» Extrait choisi
──────────

    Si le site s'avère un site soumis à des mouvements de terrain, à des circulations d'eau imprévues il est clair que la réversibilité pourra aider à pallier les effets d'un tel bouleversement. Mais ceci repose le problème de choisir l'enfouissement profond alors qu'on manque de données pour fonder vraiment un tel choix. Il s'agit plus d'une fausse impression de confiance. Par 600 m de fond la remontée sera plus lente. C'est vrai mais un tel scénario menace le futur et pis le futur lointain.
    Il y a antinomie entre la sûreté d'un stockage profond qui exige que l'on referme au plus vite les galeries pour éviter les mouvement de la roche hôte, son oxydation, etc..., pour éviter la circulation d'eau et les principes de réversibilité. C'est identique si on se penche sur les problème de progrès technique ou de récupération face à la prolifération. Dans un cas il faut pouvoir revenir sur le stockage et dans l'autre surtout pas.
    De toute façon la question de la prolifération nucléaire dépasse largement le cadre des déchets. Le nucléaire non seulement exige un niveau technologique élevé mais de surcroît une stabilité politique suffisante pour éviter les chantages et surenchères. Nul ne pourra réellement obliger un pays souverain à renoncer à un développement nucléaire sans employer la force (la guerre du golfe en est un exemple).
    Les aspects économiques sont sûrement un point clé mais difficiles à prendre en compte au stade actuel de la réflexion. Les estimations tournent autour de 1,5 milliard pour un laboratoire, 200 milliards pour un site profond, face aux 1000 milliards du programme civil (réacteurs, enrichissement et retraitement). Mais comme la fourchette des coûts n'est pas toujours évaluée avec précision, les déchets peuvent grever le budget de 5 à au moins 20 % (et même plus en raison de poste inconnu tel le démantèlement).
    Il semble que le stockage en l'état des combustibles serait probablement le procédé le moins onéreux. En effet il ne serait pas nécessaire de faire du retraitement poussé, de la réutilisation de plutonium ni d'étudier de nombreux types d'emballages. Comme il faudra de toute façon envisager cette option car le retraitement ne pourra porter que sur deux tiers des stocks on pourrait intensifier un peu les recherches et réalisations de cette option.
    Le nucléaire pendant 40 ans a parlé des déchets (mais ne les a pas traités), fait quelques expérimentations en laboratoire, engrangé les bénéfices liés à sa mise en place. Maintenant il lui faut payer sa dette à la société.

──────────

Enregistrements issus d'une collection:
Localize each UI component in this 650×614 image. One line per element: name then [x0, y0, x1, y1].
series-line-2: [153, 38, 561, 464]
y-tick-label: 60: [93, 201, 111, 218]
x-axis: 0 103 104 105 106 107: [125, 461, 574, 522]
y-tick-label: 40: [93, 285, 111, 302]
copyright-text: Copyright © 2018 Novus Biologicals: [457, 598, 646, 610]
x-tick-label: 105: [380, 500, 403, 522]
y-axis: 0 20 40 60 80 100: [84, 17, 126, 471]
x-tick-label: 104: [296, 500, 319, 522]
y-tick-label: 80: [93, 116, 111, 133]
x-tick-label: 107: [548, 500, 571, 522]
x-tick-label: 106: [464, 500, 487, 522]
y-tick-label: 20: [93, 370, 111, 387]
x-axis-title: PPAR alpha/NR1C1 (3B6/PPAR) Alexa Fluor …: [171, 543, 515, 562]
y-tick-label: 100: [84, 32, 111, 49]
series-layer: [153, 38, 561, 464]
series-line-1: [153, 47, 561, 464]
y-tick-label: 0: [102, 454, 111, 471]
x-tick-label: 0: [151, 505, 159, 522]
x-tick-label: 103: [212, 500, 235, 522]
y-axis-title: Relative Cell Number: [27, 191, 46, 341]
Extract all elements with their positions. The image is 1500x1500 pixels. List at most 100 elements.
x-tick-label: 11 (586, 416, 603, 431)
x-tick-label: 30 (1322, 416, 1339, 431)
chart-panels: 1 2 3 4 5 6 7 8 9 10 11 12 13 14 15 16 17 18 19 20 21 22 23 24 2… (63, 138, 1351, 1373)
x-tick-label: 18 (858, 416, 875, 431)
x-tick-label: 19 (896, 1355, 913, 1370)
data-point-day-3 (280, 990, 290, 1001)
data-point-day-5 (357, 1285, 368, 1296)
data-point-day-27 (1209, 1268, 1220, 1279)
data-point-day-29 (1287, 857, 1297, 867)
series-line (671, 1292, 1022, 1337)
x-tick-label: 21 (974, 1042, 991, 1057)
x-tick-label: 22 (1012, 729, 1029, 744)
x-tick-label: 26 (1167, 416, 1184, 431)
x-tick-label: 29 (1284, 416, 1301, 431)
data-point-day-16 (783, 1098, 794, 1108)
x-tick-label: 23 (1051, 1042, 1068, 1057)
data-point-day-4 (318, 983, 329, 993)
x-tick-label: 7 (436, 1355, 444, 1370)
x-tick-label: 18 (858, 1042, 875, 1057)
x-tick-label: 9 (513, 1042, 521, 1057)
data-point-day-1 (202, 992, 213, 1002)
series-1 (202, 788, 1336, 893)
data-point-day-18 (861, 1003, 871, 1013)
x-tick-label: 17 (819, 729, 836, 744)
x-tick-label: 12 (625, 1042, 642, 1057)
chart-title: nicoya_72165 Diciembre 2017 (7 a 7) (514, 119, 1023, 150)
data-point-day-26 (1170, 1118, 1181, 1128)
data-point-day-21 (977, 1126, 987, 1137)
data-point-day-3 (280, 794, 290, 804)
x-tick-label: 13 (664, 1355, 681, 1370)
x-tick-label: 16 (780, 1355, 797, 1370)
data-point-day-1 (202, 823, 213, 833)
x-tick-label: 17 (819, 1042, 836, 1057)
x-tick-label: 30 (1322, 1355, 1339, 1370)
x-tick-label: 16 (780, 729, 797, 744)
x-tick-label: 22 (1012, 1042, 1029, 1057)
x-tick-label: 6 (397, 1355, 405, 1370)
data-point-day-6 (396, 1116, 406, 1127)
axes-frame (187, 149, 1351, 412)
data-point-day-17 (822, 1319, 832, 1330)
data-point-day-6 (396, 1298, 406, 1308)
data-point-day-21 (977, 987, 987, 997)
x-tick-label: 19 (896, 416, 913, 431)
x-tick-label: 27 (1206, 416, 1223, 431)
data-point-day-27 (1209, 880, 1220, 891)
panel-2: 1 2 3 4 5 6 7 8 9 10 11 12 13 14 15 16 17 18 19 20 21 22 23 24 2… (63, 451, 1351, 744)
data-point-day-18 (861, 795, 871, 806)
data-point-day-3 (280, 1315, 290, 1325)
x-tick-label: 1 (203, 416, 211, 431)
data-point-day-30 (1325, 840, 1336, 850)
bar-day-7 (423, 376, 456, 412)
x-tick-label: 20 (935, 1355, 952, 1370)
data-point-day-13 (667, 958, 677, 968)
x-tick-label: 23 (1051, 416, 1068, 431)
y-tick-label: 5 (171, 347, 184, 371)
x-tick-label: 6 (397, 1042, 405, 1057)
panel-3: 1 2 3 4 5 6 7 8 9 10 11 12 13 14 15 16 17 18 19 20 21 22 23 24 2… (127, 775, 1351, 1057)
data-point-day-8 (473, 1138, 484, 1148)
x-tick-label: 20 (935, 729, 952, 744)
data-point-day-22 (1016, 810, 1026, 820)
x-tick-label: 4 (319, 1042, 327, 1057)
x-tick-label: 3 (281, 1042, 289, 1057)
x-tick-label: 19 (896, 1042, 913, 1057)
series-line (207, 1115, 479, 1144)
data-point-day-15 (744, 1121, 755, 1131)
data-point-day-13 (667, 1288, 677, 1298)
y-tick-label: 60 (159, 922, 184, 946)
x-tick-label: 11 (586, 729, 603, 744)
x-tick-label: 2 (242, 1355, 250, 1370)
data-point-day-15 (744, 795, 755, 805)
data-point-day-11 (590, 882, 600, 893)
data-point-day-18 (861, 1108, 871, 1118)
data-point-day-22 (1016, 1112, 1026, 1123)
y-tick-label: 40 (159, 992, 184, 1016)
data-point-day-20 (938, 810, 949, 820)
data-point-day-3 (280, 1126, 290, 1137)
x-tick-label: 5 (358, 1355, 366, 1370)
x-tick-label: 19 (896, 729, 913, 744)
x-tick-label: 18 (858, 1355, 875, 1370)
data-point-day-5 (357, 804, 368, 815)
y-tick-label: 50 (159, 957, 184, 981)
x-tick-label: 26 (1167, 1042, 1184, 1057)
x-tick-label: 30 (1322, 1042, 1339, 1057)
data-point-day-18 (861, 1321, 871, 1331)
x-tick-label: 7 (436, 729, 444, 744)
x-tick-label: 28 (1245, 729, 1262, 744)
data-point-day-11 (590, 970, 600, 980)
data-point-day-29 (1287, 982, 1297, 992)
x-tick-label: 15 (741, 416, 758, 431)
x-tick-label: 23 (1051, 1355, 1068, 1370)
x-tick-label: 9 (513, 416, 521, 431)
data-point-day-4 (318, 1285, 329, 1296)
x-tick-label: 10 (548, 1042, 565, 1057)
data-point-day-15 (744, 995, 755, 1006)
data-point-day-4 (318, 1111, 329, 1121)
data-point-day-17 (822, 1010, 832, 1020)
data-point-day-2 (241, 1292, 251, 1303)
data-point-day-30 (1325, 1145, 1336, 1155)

──────────

» Consigne
Recopiez le passage du texte sur le stockage des déchets nucléaires compris entre « Si le site s'avère » et « le futur lointain. », bornes incluses. Les enregistrements ne jouent ici aucun rôle.

» Corrigé
Si le site s'avère un site soumis à des mouvements de terrain, à des circulations d'eau imprévues il est clair que la réversibilité pourra aider à pallier les effets d'un tel bouleversement. Mais ceci repose le problème de choisir l'enfouissement profond alors qu'on manque de données pour fonder vraiment un tel choix. Il s'agit plus d'une fausse impression de confiance. Par 600 m de fond la remontée sera plus lente. C'est vrai mais un tel scénario menace le futur et pis le futur lointain.